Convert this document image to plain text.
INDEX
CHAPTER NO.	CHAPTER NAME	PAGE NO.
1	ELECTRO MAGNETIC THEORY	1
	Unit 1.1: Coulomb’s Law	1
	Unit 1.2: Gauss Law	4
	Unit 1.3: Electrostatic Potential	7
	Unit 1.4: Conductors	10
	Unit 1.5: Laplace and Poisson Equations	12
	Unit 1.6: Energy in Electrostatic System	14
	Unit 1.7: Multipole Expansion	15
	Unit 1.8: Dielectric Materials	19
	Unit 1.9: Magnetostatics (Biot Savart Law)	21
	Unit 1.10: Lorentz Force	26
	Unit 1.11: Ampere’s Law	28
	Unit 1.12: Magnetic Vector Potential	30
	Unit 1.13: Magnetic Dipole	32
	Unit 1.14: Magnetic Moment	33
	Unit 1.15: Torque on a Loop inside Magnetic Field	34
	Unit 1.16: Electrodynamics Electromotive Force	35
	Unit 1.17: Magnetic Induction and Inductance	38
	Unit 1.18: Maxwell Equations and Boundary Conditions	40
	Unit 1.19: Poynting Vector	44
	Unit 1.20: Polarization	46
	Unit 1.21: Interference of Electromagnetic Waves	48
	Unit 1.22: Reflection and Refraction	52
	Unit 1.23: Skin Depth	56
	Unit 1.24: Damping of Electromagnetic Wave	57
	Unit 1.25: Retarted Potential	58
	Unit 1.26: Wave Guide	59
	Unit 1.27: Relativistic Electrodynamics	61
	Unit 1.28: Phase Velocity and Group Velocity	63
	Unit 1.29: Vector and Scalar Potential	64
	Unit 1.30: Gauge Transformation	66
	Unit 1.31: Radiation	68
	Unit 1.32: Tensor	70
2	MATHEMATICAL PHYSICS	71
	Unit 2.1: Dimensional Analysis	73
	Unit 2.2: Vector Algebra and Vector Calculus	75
*****
Without omitting anything, output the entries exactly.

Convert this document image to plain text.
INDEX
CHAPTER NO.	CHAPTER NAME	PAGE NO.
1	ELECTRO MAGNETIC THEORY	1
	Unit 1.1: Coulomb’s Law	1
	Unit 1.2: Gauss Law	4
	Unit 1.3: Electrostatic Potential	7
	Unit 1.4: Conductors	10
	Unit 1.5: Laplace and Poisson Equations	12
	Unit 1.6: Energy in Electrostatic System	14
	Unit 1.7: Multipole Expansion	15
	Unit 1.8: Dielectric Materials	19
	Unit 1.9: Magnetostatics (Biot Savart Law)	21
	Unit 1.10: Lorentz Force	26
	Unit 1.11: Ampere’s Law	28
	Unit 1.12: Magnetic Vector Potential	30
	Unit 1.13: Magnetic Dipole	32
	Unit 1.14: Magnetic Moment	33
	Unit 1.15: Torque on a Loop inside Magnetic Field	34
	Unit 1.16: Electrodynamics Electromotive Force	35
	Unit 1.17: Magnetic Induction and Inductance	38
	Unit 1.18: Maxwell Equations and Boundary Conditions	40
	Unit 1.19: Poynting Vector	44
	Unit 1.20: Polarization	46
	Unit 1.21: Interference of Electromagnetic Waves	48
	Unit 1.22: Reflection and Refraction	52
	Unit 1.23: Skin Depth	56
	Unit 1.24: Damping of Electromagnetic Wave	57
	Unit 1.25: Retarted Potential	58
	Unit 1.26: Wave Guide	59
	Unit 1.27: Relativistic Electrodynamics	61
	Unit 1.28: Phase Velocity and Group Velocity	63
	Unit 1.29: Vector and Scalar Potential	64
	Unit 1.30: Gauge Transformation	66
	Unit 1.31: Radiation	68
	Unit 1.32: Tensor	70
2	MATHEMATICAL PHYSICS	71
	Unit 2.1: Dimensional Analysis	73
	Unit 2.2: Vector Algebra and Vector Calculus	75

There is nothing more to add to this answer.